● **Set problem**: Write out the entries below once more, exactly, with the pictures left out.

● **Material for this task**:
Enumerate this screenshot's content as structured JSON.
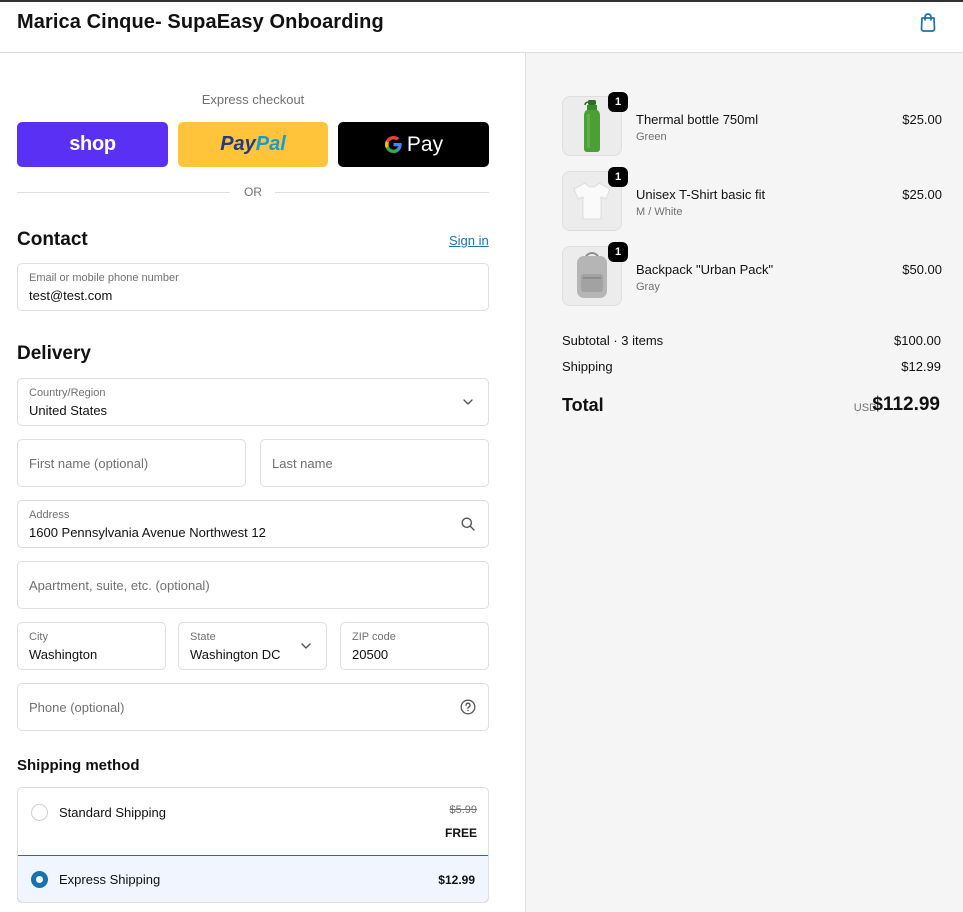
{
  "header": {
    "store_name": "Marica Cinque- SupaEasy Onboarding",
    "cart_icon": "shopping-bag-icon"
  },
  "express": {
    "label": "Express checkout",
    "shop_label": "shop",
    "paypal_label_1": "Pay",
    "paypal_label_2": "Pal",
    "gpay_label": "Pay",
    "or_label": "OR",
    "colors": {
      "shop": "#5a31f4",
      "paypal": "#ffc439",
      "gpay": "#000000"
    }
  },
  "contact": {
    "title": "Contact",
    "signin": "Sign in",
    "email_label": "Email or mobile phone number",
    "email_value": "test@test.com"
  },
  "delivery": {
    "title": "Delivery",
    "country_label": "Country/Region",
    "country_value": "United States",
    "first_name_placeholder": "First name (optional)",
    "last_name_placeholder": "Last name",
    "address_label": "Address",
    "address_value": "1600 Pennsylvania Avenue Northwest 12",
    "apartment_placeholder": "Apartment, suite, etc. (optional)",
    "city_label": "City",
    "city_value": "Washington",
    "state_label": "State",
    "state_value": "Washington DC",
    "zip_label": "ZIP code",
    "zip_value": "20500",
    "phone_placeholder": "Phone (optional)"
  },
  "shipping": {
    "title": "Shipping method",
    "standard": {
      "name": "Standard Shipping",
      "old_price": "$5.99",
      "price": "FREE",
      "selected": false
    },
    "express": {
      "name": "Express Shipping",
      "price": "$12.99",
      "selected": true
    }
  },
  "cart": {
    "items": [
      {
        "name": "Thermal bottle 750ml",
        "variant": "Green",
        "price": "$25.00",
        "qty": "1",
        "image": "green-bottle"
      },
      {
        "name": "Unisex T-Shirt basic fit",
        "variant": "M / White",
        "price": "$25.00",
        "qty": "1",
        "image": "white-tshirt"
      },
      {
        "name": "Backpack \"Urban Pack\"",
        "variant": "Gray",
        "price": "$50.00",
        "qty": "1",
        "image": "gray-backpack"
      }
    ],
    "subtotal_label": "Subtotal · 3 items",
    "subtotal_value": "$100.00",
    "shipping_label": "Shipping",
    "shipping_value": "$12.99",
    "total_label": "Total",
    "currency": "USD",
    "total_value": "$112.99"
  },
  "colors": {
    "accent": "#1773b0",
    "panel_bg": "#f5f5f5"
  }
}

● **Task response**:
Enumerate this screenshot's content as structured JSON.
{
  "header": {
    "store_name": "Marica Cinque- SupaEasy Onboarding",
    "cart_icon": "shopping-bag-icon"
  },
  "express": {
    "label": "Express checkout",
    "shop_label": "shop",
    "paypal_label_1": "Pay",
    "paypal_label_2": "Pal",
    "gpay_label": "Pay",
    "or_label": "OR",
    "colors": {
      "shop": "#5a31f4",
      "paypal": "#ffc439",
      "gpay": "#000000"
    }
  },
  "contact": {
    "title": "Contact",
    "signin": "Sign in",
    "email_label": "Email or mobile phone number",
    "email_value": "test@test.com"
  },
  "delivery": {
    "title": "Delivery",
    "country_label": "Country/Region",
    "country_value": "United States",
    "first_name_placeholder": "First name (optional)",
    "last_name_placeholder": "Last name",
    "address_label": "Address",
    "address_value": "1600 Pennsylvania Avenue Northwest 12",
    "apartment_placeholder": "Apartment, suite, etc. (optional)",
    "city_label": "City",
    "city_value": "Washington",
    "state_label": "State",
    "state_value": "Washington DC",
    "zip_label": "ZIP code",
    "zip_value": "20500",
    "phone_placeholder": "Phone (optional)"
  },
  "shipping": {
    "title": "Shipping method",
    "standard": {
      "name": "Standard Shipping",
      "old_price": "$5.99",
      "price": "FREE",
      "selected": false
    },
    "express": {
      "name": "Express Shipping",
      "price": "$12.99",
      "selected": true
    }
  },
  "cart": {
    "items": [
      {
        "name": "Thermal bottle 750ml",
        "variant": "Green",
        "price": "$25.00",
        "qty": "1",
        "image": "green-bottle"
      },
      {
        "name": "Unisex T-Shirt basic fit",
        "variant": "M / White",
        "price": "$25.00",
        "qty": "1",
        "image": "white-tshirt"
      },
      {
        "name": "Backpack \"Urban Pack\"",
        "variant": "Gray",
        "price": "$50.00",
        "qty": "1",
        "image": "gray-backpack"
      }
    ],
    "subtotal_label": "Subtotal · 3 items",
    "subtotal_value": "$100.00",
    "shipping_label": "Shipping",
    "shipping_value": "$12.99",
    "total_label": "Total",
    "currency": "USD",
    "total_value": "$112.99"
  },
  "colors": {
    "accent": "#1773b0",
    "panel_bg": "#f5f5f5"
  }
}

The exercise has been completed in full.